### [EXERCISE OBJECTIVE]
Pictures stay out of the copy; restate everything else in the material exactly.

### [INPUT FOR THIS TASK]
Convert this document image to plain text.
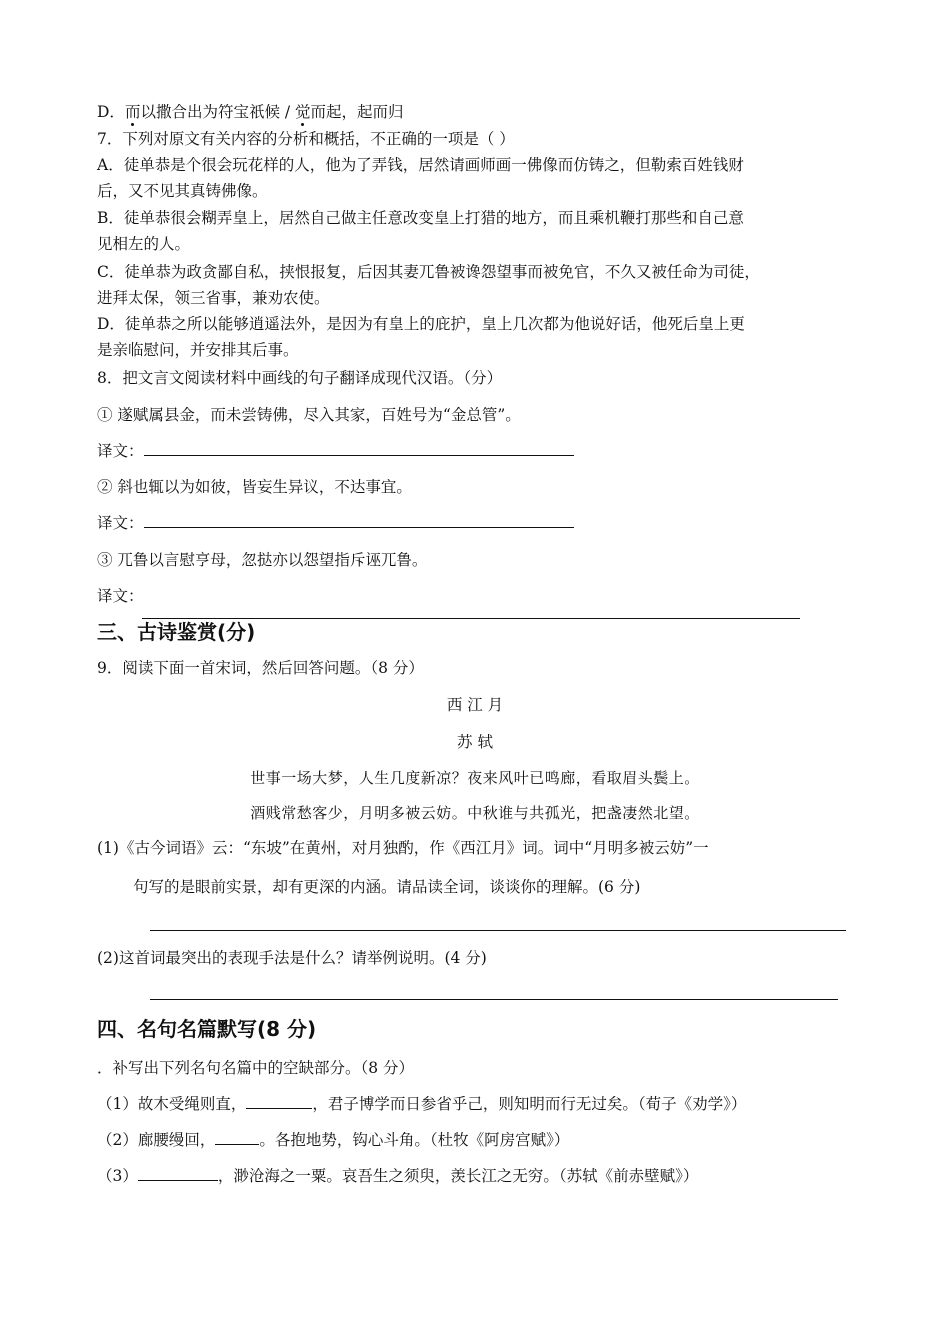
D．而以撒合出为符宝祇候 / 觉而起，起而归
7．下列对原文有关内容的分析和概括，不正确的一项是（ ）
A．徒单恭是个很会玩花样的人，他为了弄钱，居然请画师画一佛像而仿铸之，但勒索百姓钱财
后，又不见其真铸佛像。
B．徒单恭很会糊弄皇上，居然自己做主任意改变皇上打猎的地方，而且乘机鞭打那些和自己意
见相左的人。
C．徒单恭为政贪鄙自私，挟恨报复，后因其妻兀鲁被谗怨望事而被免官，不久又被任命为司徒，
进拜太保，领三省事，兼劝农使。
D．徒单恭之所以能够逍遥法外，是因为有皇上的庇护，皇上几次都为他说好话，他死后皇上更
是亲临慰问，并安排其后事。
8．把文言文阅读材料中画线的句子翻译成现代汉语。（分）
① 遂赋属县金，而未尝铸佛，尽入其家，百姓号为“金总管”。
译文：
② 斜也辄以为如彼，皆妄生异议，不达事宜。
译文：
③ 兀鲁以言慰亨母，忽挞亦以怨望指斥诬兀鲁。
译文：
三、古诗鉴赏(分)
9．阅读下面一首宋词，然后回答问题。（8 分）
西 江 月
苏 轼
世事一场大梦，人生几度新凉？夜来风叶已鸣廊，看取眉头鬓上。
酒贱常愁客少，月明多被云妨。中秋谁与共孤光，把盏凄然北望。
(1)《古今词语》云：“东坡”在黄州，对月独酌，作《西江月》词。词中“月明多被云妨”一
句写的是眼前实景，却有更深的内涵。请品读全词，谈谈你的理解。(6 分)
(2)这首词最突出的表现手法是什么？请举例说明。(4 分)
四、名句名篇默写(8 分)
．补写出下列名句名篇中的空缺部分。（8 分）
（1）故木受绳则直，	，君子博学而日参省乎己，则知明而行无过矣。（荀子《劝学》）
（2）廊腰缦回，	。各抱地势，钩心斗角。（杜牧《阿房宫赋》）
（3）	，渺沧海之一粟。哀吾生之须臾，羡长江之无穷。（苏轼《前赤壁赋》）
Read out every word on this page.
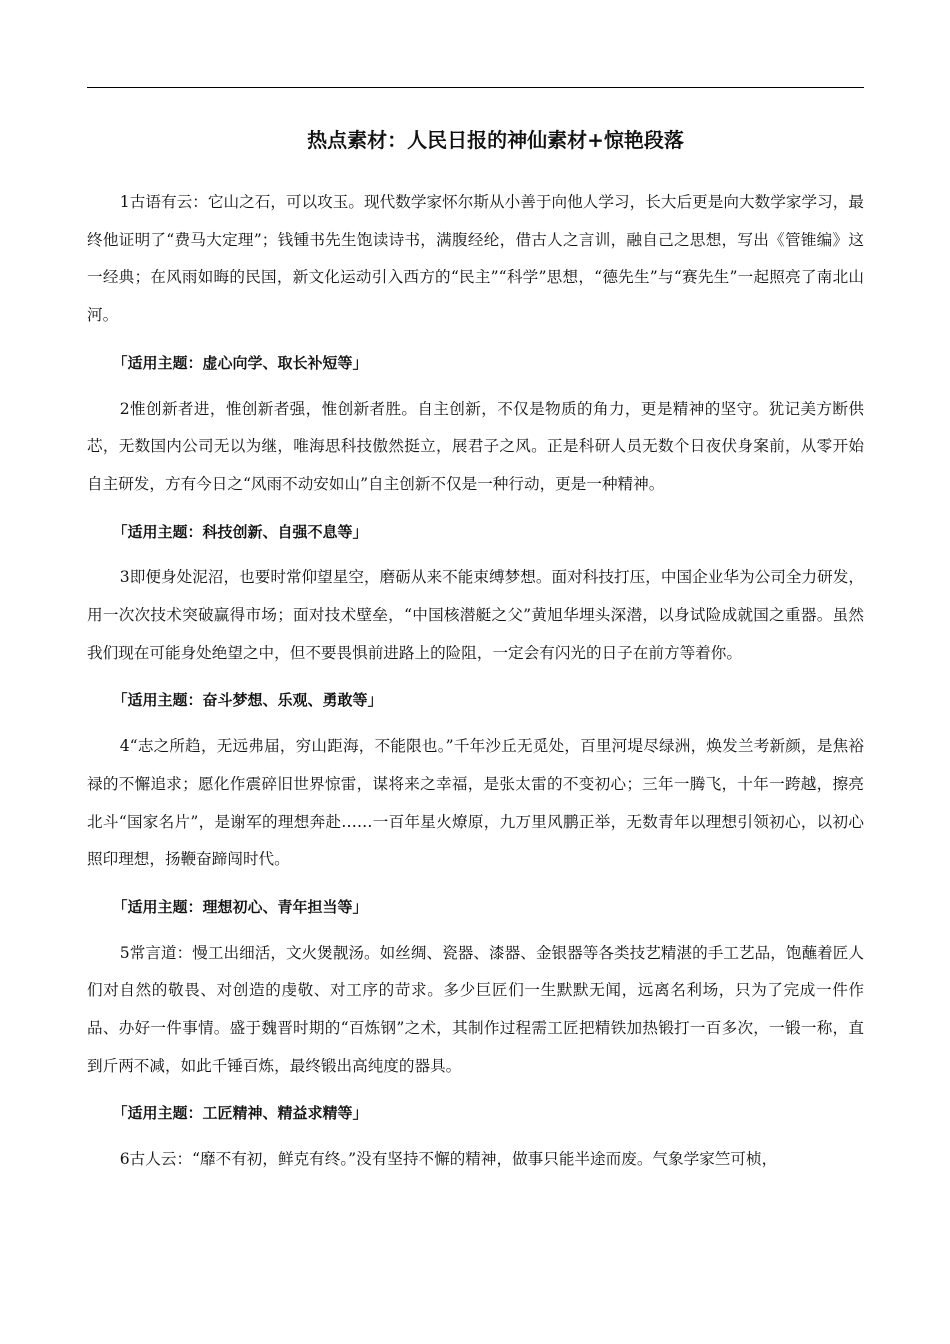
热点素材：人民日报的神仙素材+惊艳段落

1古语有云：它山之石，可以攻玉。现代数学家怀尔斯从小善于向他人学习，长大后更是向大数学家学习，最终他证明了“费马大定理”；钱锺书先生饱读诗书，满腹经纶，借古人之言训，融自己之思想，写出《管锥编》这一经典；在风雨如晦的民国，新文化运动引入西方的“民主”“科学”思想，“德先生”与“赛先生”一起照亮了南北山河。

「适用主题：虚心向学、取长补短等」

2惟创新者进，惟创新者强，惟创新者胜。自主创新，不仅是物质的角力，更是精神的坚守。犹记美方断供芯，无数国内公司无以为继，唯海思科技傲然挺立，展君子之风。正是科研人员无数个日夜伏身案前，从零开始自主研发，方有今日之“风雨不动安如山”自主创新不仅是一种行动，更是一种精神。

「适用主题：科技创新、自强不息等」

3即便身处泥沼，也要时常仰望星空，磨砺从来不能束缚梦想。面对科技打压，中国企业华为公司全力研发，用一次次技术突破赢得市场；面对技术壁垒，“中国核潜艇之父”黄旭华埋头深潜，以身试险成就国之重器。虽然我们现在可能身处绝望之中，但不要畏惧前进路上的险阻，一定会有闪光的日子在前方等着你。

「适用主题：奋斗梦想、乐观、勇敢等」

4“志之所趋，无远弗届，穷山距海，不能限也。”千年沙丘无觅处，百里河堤尽绿洲，焕发兰考新颜，是焦裕禄的不懈追求；愿化作震碎旧世界惊雷，谋将来之幸福，是张太雷的不变初心；三年一腾飞，十年一跨越，擦亮北斗“国家名片”，是谢军的理想奔赴……一百年星火燎原，九万里风鹏正举，无数青年以理想引领初心，以初心照印理想，扬鞭奋蹄闯时代。

「适用主题：理想初心、青年担当等」

5常言道：慢工出细活，文火煲靓汤。如丝绸、瓷器、漆器、金银器等各类技艺精湛的手工艺品，饱蘸着匠人们对自然的敬畏、对创造的虔敬、对工序的苛求。多少巨匠们一生默默无闻，远离名利场，只为了完成一件作品、办好一件事情。盛于魏晋时期的“百炼钢”之术，其制作过程需工匠把精铁加热锻打一百多次，一锻一称，直到斤两不减，如此千锤百炼，最终锻出高纯度的器具。

「适用主题：工匠精神、精益求精等」

6古人云：“靡不有初，鲜克有终。”没有坚持不懈的精神，做事只能半途而废。气象学家竺可桢，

### [RESPONSE]
Convert this document image to plain text.
D．而以撒合出为符宝祇候 / 觉而起，起而归
7．下列对原文有关内容的分析和概括，不正确的一项是（ ）
A．徒单恭是个很会玩花样的人，他为了弄钱，居然请画师画一佛像而仿铸之，但勒索百姓钱财
后，又不见其真铸佛像。
B．徒单恭很会糊弄皇上，居然自己做主任意改变皇上打猎的地方，而且乘机鞭打那些和自己意
见相左的人。
C．徒单恭为政贪鄙自私，挟恨报复，后因其妻兀鲁被谗怨望事而被免官，不久又被任命为司徒，
进拜太保，领三省事，兼劝农使。
D．徒单恭之所以能够逍遥法外，是因为有皇上的庇护，皇上几次都为他说好话，他死后皇上更
是亲临慰问，并安排其后事。
8．把文言文阅读材料中画线的句子翻译成现代汉语。（分）
① 遂赋属县金，而未尝铸佛，尽入其家，百姓号为“金总管”。
译文：
② 斜也辄以为如彼，皆妄生异议，不达事宜。
译文：
③ 兀鲁以言慰亨母，忽挞亦以怨望指斥诬兀鲁。
译文：
三、古诗鉴赏(分)
9．阅读下面一首宋词，然后回答问题。（8 分）
西 江 月
苏 轼
世事一场大梦，人生几度新凉？夜来风叶已鸣廊，看取眉头鬓上。
酒贱常愁客少，月明多被云妨。中秋谁与共孤光，把盏凄然北望。
(1)《古今词语》云：“东坡”在黄州，对月独酌，作《西江月》词。词中“月明多被云妨”一
句写的是眼前实景，却有更深的内涵。请品读全词，谈谈你的理解。(6 分)
(2)这首词最突出的表现手法是什么？请举例说明。(4 分)
四、名句名篇默写(8 分)
．补写出下列名句名篇中的空缺部分。（8 分）
（1）故木受绳则直，	，君子博学而日参省乎己，则知明而行无过矣。（荀子《劝学》）
（2）廊腰缦回，	。各抱地势，钩心斗角。（杜牧《阿房宫赋》）
（3）	，渺沧海之一粟。哀吾生之须臾，羡长江之无穷。（苏轼《前赤壁赋》）
Read out every word on this page.
热点素材：人民日报的神仙素材+惊艳段落

1古语有云：它山之石，可以攻玉。现代数学家怀尔斯从小善于向他人学习，长大后更是向大数学家学习，最终他证明了“费马大定理”；钱锺书先生饱读诗书，满腹经纶，借古人之言训，融自己之思想，写出《管锥编》这一经典；在风雨如晦的民国，新文化运动引入西方的“民主”“科学”思想，“德先生”与“赛先生”一起照亮了南北山河。

「适用主题：虚心向学、取长补短等」

2惟创新者进，惟创新者强，惟创新者胜。自主创新，不仅是物质的角力，更是精神的坚守。犹记美方断供芯，无数国内公司无以为继，唯海思科技傲然挺立，展君子之风。正是科研人员无数个日夜伏身案前，从零开始自主研发，方有今日之“风雨不动安如山”自主创新不仅是一种行动，更是一种精神。

「适用主题：科技创新、自强不息等」

3即便身处泥沼，也要时常仰望星空，磨砺从来不能束缚梦想。面对科技打压，中国企业华为公司全力研发，用一次次技术突破赢得市场；面对技术壁垒，“中国核潜艇之父”黄旭华埋头深潜，以身试险成就国之重器。虽然我们现在可能身处绝望之中，但不要畏惧前进路上的险阻，一定会有闪光的日子在前方等着你。

「适用主题：奋斗梦想、乐观、勇敢等」

4“志之所趋，无远弗届，穷山距海，不能限也。”千年沙丘无觅处，百里河堤尽绿洲，焕发兰考新颜，是焦裕禄的不懈追求；愿化作震碎旧世界惊雷，谋将来之幸福，是张太雷的不变初心；三年一腾飞，十年一跨越，擦亮北斗“国家名片”，是谢军的理想奔赴……一百年星火燎原，九万里风鹏正举，无数青年以理想引领初心，以初心照印理想，扬鞭奋蹄闯时代。

「适用主题：理想初心、青年担当等」

5常言道：慢工出细活，文火煲靓汤。如丝绸、瓷器、漆器、金银器等各类技艺精湛的手工艺品，饱蘸着匠人们对自然的敬畏、对创造的虔敬、对工序的苛求。多少巨匠们一生默默无闻，远离名利场，只为了完成一件作品、办好一件事情。盛于魏晋时期的“百炼钢”之术，其制作过程需工匠把精铁加热锻打一百多次，一锻一称，直到斤两不减，如此千锤百炼，最终锻出高纯度的器具。

「适用主题：工匠精神、精益求精等」

6古人云：“靡不有初，鲜克有终。”没有坚持不懈的精神，做事只能半途而废。气象学家竺可桢，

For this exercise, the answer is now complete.